__Stored data entries__
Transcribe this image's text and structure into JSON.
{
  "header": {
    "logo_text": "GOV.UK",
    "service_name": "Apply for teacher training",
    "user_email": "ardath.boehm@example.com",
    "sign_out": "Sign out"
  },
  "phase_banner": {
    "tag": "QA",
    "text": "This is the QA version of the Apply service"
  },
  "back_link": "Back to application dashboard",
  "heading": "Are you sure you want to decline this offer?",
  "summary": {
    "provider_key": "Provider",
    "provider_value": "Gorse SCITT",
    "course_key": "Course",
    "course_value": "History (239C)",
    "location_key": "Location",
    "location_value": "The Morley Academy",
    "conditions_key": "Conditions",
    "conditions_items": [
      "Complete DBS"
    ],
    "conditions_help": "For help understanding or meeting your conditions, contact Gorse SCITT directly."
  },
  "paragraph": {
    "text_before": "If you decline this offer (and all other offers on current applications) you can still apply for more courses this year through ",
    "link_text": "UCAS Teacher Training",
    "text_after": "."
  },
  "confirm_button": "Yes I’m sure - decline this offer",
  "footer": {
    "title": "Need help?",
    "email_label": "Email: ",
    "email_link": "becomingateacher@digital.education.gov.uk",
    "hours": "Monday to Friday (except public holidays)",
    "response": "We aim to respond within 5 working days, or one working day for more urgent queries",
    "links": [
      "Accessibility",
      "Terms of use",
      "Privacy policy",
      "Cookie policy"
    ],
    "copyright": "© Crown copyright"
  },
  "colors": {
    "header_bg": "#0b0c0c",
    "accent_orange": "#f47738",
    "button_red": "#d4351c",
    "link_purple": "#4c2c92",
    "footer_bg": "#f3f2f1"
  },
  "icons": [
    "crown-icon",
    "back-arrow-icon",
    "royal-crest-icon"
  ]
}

__EXERCISE__
List all lines in the material containing the string "decline".

__RESPONSE TO THIS TASK__
  "heading": "Are you sure you want to decline this offer?",
    "text_before": "If you decline this offer (and all other offers on current applications) you can still apply for more courses this year through ",
  "confirm_button": "Yes I’m sure - decline this offer",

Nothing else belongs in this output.